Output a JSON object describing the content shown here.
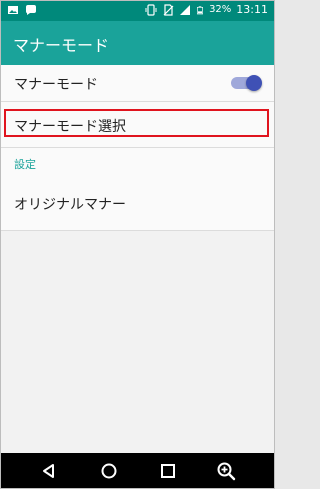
{
  "statusbar": {
    "battery": "32%",
    "time": "13:11"
  },
  "appbar": {
    "title": "マナーモード"
  },
  "settings": {
    "manner_mode": {
      "label": "マナーモード",
      "enabled": true
    },
    "manner_mode_select": {
      "label": "マナーモード選択"
    },
    "section_header": "設定",
    "original_manner": {
      "label": "オリジナルマナー"
    }
  },
  "colors": {
    "accent": "#1aa39a",
    "highlight": "#e0141e",
    "toggle": "#3f51b5"
  }
}
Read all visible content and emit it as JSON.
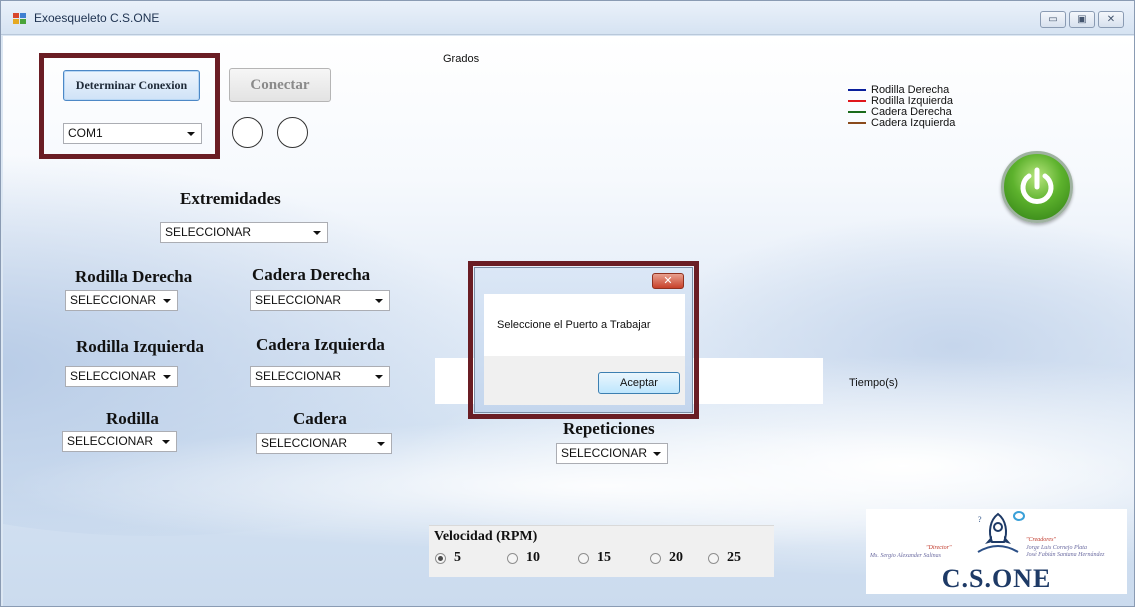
{
  "window": {
    "title": "Exoesqueleto  C.S.ONE",
    "controls": {
      "minimize": "▭",
      "maximize": "▣",
      "close": "✕"
    }
  },
  "connection": {
    "determinar_label": "Determinar Conexion",
    "port_value": "COM1",
    "conectar_label": "Conectar"
  },
  "extremidades": {
    "label": "Extremidades",
    "value": "SELECCIONAR"
  },
  "selectors": {
    "rodilla_derecha": {
      "label": "Rodilla Derecha",
      "value": "SELECCIONAR"
    },
    "cadera_derecha": {
      "label": "Cadera Derecha",
      "value": "SELECCIONAR"
    },
    "rodilla_izquierda": {
      "label": "Rodilla Izquierda",
      "value": "SELECCIONAR"
    },
    "cadera_izquierda": {
      "label": "Cadera Izquierda",
      "value": "SELECCIONAR"
    },
    "rodilla": {
      "label": "Rodilla",
      "value": "SELECCIONAR"
    },
    "cadera": {
      "label": "Cadera",
      "value": "SELECCIONAR"
    }
  },
  "repeticiones": {
    "label": "Repeticiones",
    "value": "SELECCIONAR"
  },
  "chart": {
    "ylabel": "Grados",
    "xlabel": "Tiempo(s)",
    "legend": [
      {
        "name": "Rodilla Derecha",
        "color": "#0a1f9c"
      },
      {
        "name": "Rodilla Izquierda",
        "color": "#e0161b"
      },
      {
        "name": "Cadera Derecha",
        "color": "#1b6b1b"
      },
      {
        "name": "Cadera Izquierda",
        "color": "#8a4a1c"
      }
    ]
  },
  "dialog": {
    "message": "Seleccione el Puerto a Trabajar",
    "ok_label": "Aceptar",
    "close_glyph": "✕"
  },
  "velocidad": {
    "label": "Velocidad (RPM)",
    "options": [
      "5",
      "10",
      "15",
      "20",
      "25"
    ],
    "selected": "5"
  },
  "power_icon": "power-icon",
  "logo": {
    "name": "C.S.ONE",
    "director_title": "\"Director\"",
    "director_name": "Ms. Sergio Alexander Salinas",
    "creators_title": "\"Creadores\"",
    "creator1": "Jorge Luis Cornejo Plata",
    "creator2": "José Fabián Santana Hernández"
  }
}
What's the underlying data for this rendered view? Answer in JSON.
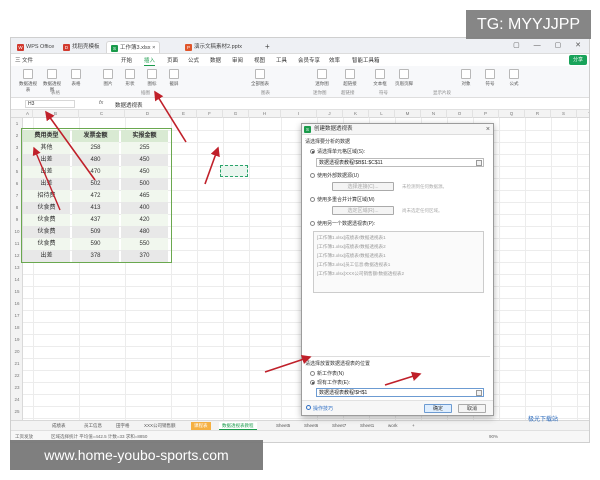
{
  "overlay": {
    "tg_badge": "TG: MYYJJPP",
    "url_badge": "www.home-youbo-sports.com",
    "site_logo": "极光下载站"
  },
  "titlebar": {
    "tabs": [
      {
        "label": "WPS Office",
        "icon_color": "#d23a2e"
      },
      {
        "label": "找稻壳模板",
        "icon_color": "#d23a2e"
      },
      {
        "label": "工作簿3.xlsx",
        "icon_color": "#1a9b4b"
      },
      {
        "label": "演示文稿素材2.pptx",
        "icon_color": "#e0552a"
      }
    ],
    "new_tab": "+"
  },
  "menubar": {
    "items": [
      "三 文件",
      "开始",
      "插入",
      "页面",
      "公式",
      "数据",
      "审阅",
      "视图",
      "工具",
      "会员专享",
      "效率",
      "智能工具箱"
    ],
    "active": "插入",
    "share": "分享"
  },
  "ribbon": {
    "buttons": [
      "数据透视表",
      "数据透视图",
      "表格",
      "图片",
      "形状",
      "图标",
      "截屏",
      "全部图表",
      "迷你图",
      "超链接",
      "文本框",
      "页眉页脚",
      "艺术字",
      "附件",
      "对象",
      "符号",
      "公式"
    ],
    "groups": [
      "表格",
      "插图",
      "图表",
      "迷你图",
      "超链接",
      "符号",
      "显示片段"
    ]
  },
  "formula_bar": {
    "name_box": "H3",
    "fx": "fx",
    "formula": "数据透视表"
  },
  "grid": {
    "columns": [
      "A",
      "B",
      "C",
      "D",
      "E",
      "F",
      "G",
      "H",
      "I",
      "J",
      "K",
      "L",
      "M",
      "N",
      "O",
      "P",
      "Q",
      "R",
      "S",
      "T",
      "U",
      "V"
    ],
    "rows": [
      "1",
      "2",
      "3",
      "4",
      "5",
      "6",
      "7",
      "8",
      "9",
      "10",
      "11",
      "12",
      "13",
      "14",
      "15",
      "16",
      "17",
      "18",
      "19",
      "20",
      "21",
      "22",
      "23",
      "24",
      "25",
      "26"
    ],
    "table_headers": [
      "费用类型",
      "发票金额",
      "实报金额"
    ],
    "table_rows": [
      [
        "其他",
        "258",
        "255"
      ],
      [
        "出差",
        "480",
        "450"
      ],
      [
        "出差",
        "470",
        "450"
      ],
      [
        "出差",
        "502",
        "500"
      ],
      [
        "招待费",
        "472",
        "465"
      ],
      [
        "伙食费",
        "413",
        "400"
      ],
      [
        "伙食费",
        "437",
        "420"
      ],
      [
        "伙食费",
        "509",
        "480"
      ],
      [
        "伙食费",
        "590",
        "550"
      ],
      [
        "出差",
        "378",
        "370"
      ]
    ]
  },
  "sheet_tabs": [
    "成绩表",
    "员工信息",
    "田字格",
    "XXX公司销售额",
    "课程表",
    "数据透视表教程",
    "Sheet5",
    "Sheet6",
    "Sheet7",
    "Sheet1",
    "work",
    "+"
  ],
  "sheet_tabs_active": "数据透视表教程",
  "status": {
    "left": "工资发放",
    "stats": "区域选择统计  平均值=442.5  计数=33  求和=8850",
    "zoom": "90%"
  },
  "dialog": {
    "title": "创建数据透视表",
    "section1": "请选择要分析的数据",
    "opt_range": "请选择单元格区域(S):",
    "range_value": "数据透视表教程!$B$1:$C$11",
    "opt_external": "使用外部数据源(U)",
    "btn_choose_conn": "选择连接(C)...",
    "no_conn": "未检测到任何数据源。",
    "opt_multi": "使用多重合并计算区域(M)",
    "btn_choose_region": "选定区域(R)...",
    "no_region": "尚未选定任何区域。",
    "opt_other": "使用另一个数据透视表(P):",
    "other_list": [
      "[工作簿1.xlsx]成绩表!数据透视表1",
      "[工作簿1.xlsx]成绩表!数据透视表2",
      "[工作簿3.xlsx]成绩表!数据透视表1",
      "[工作簿3.xlsx]员工信息!数据透视表1",
      "[工作簿3.xlsx]XXX公司销售额!数据透视表2"
    ],
    "section2": "请选择放置数据透视表的位置",
    "opt_new_sheet": "新工作表(N)",
    "opt_existing": "现有工作表(E):",
    "existing_value": "数据透视表教程!$H$1",
    "help_link": "操作技巧",
    "ok": "确定",
    "cancel": "取消"
  }
}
■ ■ ■ ■ ■ ■ ■
• Problem
Copy the listing over exactly, skipping the pictures it holds.

• Complete answer
Output a JSON object describing the content shown here.
{
  "statusbar": {
    "battery": "32%",
    "time": "13:11"
  },
  "appbar": {
    "title": "マナーモード"
  },
  "settings": {
    "manner_mode": {
      "label": "マナーモード",
      "enabled": true
    },
    "manner_mode_select": {
      "label": "マナーモード選択"
    },
    "section_header": "設定",
    "original_manner": {
      "label": "オリジナルマナー"
    }
  },
  "colors": {
    "accent": "#1aa39a",
    "highlight": "#e0141e",
    "toggle": "#3f51b5"
  }
}
Read all visible content and emit it as JSON.
{
  "window": {
    "title": "Exoesqueleto  C.S.ONE",
    "controls": {
      "minimize": "▭",
      "maximize": "▣",
      "close": "✕"
    }
  },
  "connection": {
    "determinar_label": "Determinar Conexion",
    "port_value": "COM1",
    "conectar_label": "Conectar"
  },
  "extremidades": {
    "label": "Extremidades",
    "value": "SELECCIONAR"
  },
  "selectors": {
    "rodilla_derecha": {
      "label": "Rodilla Derecha",
      "value": "SELECCIONAR"
    },
    "cadera_derecha": {
      "label": "Cadera Derecha",
      "value": "SELECCIONAR"
    },
    "rodilla_izquierda": {
      "label": "Rodilla Izquierda",
      "value": "SELECCIONAR"
    },
    "cadera_izquierda": {
      "label": "Cadera Izquierda",
      "value": "SELECCIONAR"
    },
    "rodilla": {
      "label": "Rodilla",
      "value": "SELECCIONAR"
    },
    "cadera": {
      "label": "Cadera",
      "value": "SELECCIONAR"
    }
  },
  "repeticiones": {
    "label": "Repeticiones",
    "value": "SELECCIONAR"
  },
  "chart": {
    "ylabel": "Grados",
    "xlabel": "Tiempo(s)",
    "legend": [
      {
        "name": "Rodilla Derecha",
        "color": "#0a1f9c"
      },
      {
        "name": "Rodilla Izquierda",
        "color": "#e0161b"
      },
      {
        "name": "Cadera Derecha",
        "color": "#1b6b1b"
      },
      {
        "name": "Cadera Izquierda",
        "color": "#8a4a1c"
      }
    ]
  },
  "dialog": {
    "message": "Seleccione el Puerto a Trabajar",
    "ok_label": "Aceptar",
    "close_glyph": "✕"
  },
  "velocidad": {
    "label": "Velocidad (RPM)",
    "options": [
      "5",
      "10",
      "15",
      "20",
      "25"
    ],
    "selected": "5"
  },
  "power_icon": "power-icon",
  "logo": {
    "name": "C.S.ONE",
    "director_title": "\"Director\"",
    "director_name": "Ms. Sergio Alexander Salinas",
    "creators_title": "\"Creadores\"",
    "creator1": "Jorge Luis Cornejo Plata",
    "creator2": "José Fabián Santana Hernández"
  }
}
What's the underlying data for this rendered view? Answer in JSON.
{
  "overlay": {
    "tg_badge": "TG: MYYJJPP",
    "url_badge": "www.home-youbo-sports.com",
    "site_logo": "极光下载站"
  },
  "titlebar": {
    "tabs": [
      {
        "label": "WPS Office",
        "icon_color": "#d23a2e"
      },
      {
        "label": "找稻壳模板",
        "icon_color": "#d23a2e"
      },
      {
        "label": "工作簿3.xlsx",
        "icon_color": "#1a9b4b"
      },
      {
        "label": "演示文稿素材2.pptx",
        "icon_color": "#e0552a"
      }
    ],
    "new_tab": "+"
  },
  "menubar": {
    "items": [
      "三 文件",
      "开始",
      "插入",
      "页面",
      "公式",
      "数据",
      "审阅",
      "视图",
      "工具",
      "会员专享",
      "效率",
      "智能工具箱"
    ],
    "active": "插入",
    "share": "分享"
  },
  "ribbon": {
    "buttons": [
      "数据透视表",
      "数据透视图",
      "表格",
      "图片",
      "形状",
      "图标",
      "截屏",
      "全部图表",
      "迷你图",
      "超链接",
      "文本框",
      "页眉页脚",
      "艺术字",
      "附件",
      "对象",
      "符号",
      "公式"
    ],
    "groups": [
      "表格",
      "插图",
      "图表",
      "迷你图",
      "超链接",
      "符号",
      "显示片段"
    ]
  },
  "formula_bar": {
    "name_box": "H3",
    "fx": "fx",
    "formula": "数据透视表"
  },
  "grid": {
    "columns": [
      "A",
      "B",
      "C",
      "D",
      "E",
      "F",
      "G",
      "H",
      "I",
      "J",
      "K",
      "L",
      "M",
      "N",
      "O",
      "P",
      "Q",
      "R",
      "S",
      "T",
      "U",
      "V"
    ],
    "rows": [
      "1",
      "2",
      "3",
      "4",
      "5",
      "6",
      "7",
      "8",
      "9",
      "10",
      "11",
      "12",
      "13",
      "14",
      "15",
      "16",
      "17",
      "18",
      "19",
      "20",
      "21",
      "22",
      "23",
      "24",
      "25",
      "26"
    ],
    "table_headers": [
      "费用类型",
      "发票金额",
      "实报金额"
    ],
    "table_rows": [
      [
        "其他",
        "258",
        "255"
      ],
      [
        "出差",
        "480",
        "450"
      ],
      [
        "出差",
        "470",
        "450"
      ],
      [
        "出差",
        "502",
        "500"
      ],
      [
        "招待费",
        "472",
        "465"
      ],
      [
        "伙食费",
        "413",
        "400"
      ],
      [
        "伙食费",
        "437",
        "420"
      ],
      [
        "伙食费",
        "509",
        "480"
      ],
      [
        "伙食费",
        "590",
        "550"
      ],
      [
        "出差",
        "378",
        "370"
      ]
    ]
  },
  "sheet_tabs": [
    "成绩表",
    "员工信息",
    "田字格",
    "XXX公司销售额",
    "课程表",
    "数据透视表教程",
    "Sheet5",
    "Sheet6",
    "Sheet7",
    "Sheet1",
    "work",
    "+"
  ],
  "sheet_tabs_active": "数据透视表教程",
  "status": {
    "left": "工资发放",
    "stats": "区域选择统计  平均值=442.5  计数=33  求和=8850",
    "zoom": "90%"
  },
  "dialog": {
    "title": "创建数据透视表",
    "section1": "请选择要分析的数据",
    "opt_range": "请选择单元格区域(S):",
    "range_value": "数据透视表教程!$B$1:$C$11",
    "opt_external": "使用外部数据源(U)",
    "btn_choose_conn": "选择连接(C)...",
    "no_conn": "未检测到任何数据源。",
    "opt_multi": "使用多重合并计算区域(M)",
    "btn_choose_region": "选定区域(R)...",
    "no_region": "尚未选定任何区域。",
    "opt_other": "使用另一个数据透视表(P):",
    "other_list": [
      "[工作簿1.xlsx]成绩表!数据透视表1",
      "[工作簿1.xlsx]成绩表!数据透视表2",
      "[工作簿3.xlsx]成绩表!数据透视表1",
      "[工作簿3.xlsx]员工信息!数据透视表1",
      "[工作簿3.xlsx]XXX公司销售额!数据透视表2"
    ],
    "section2": "请选择放置数据透视表的位置",
    "opt_new_sheet": "新工作表(N)",
    "opt_existing": "现有工作表(E):",
    "existing_value": "数据透视表教程!$H$1",
    "help_link": "操作技巧",
    "ok": "确定",
    "cancel": "取消"
  }
}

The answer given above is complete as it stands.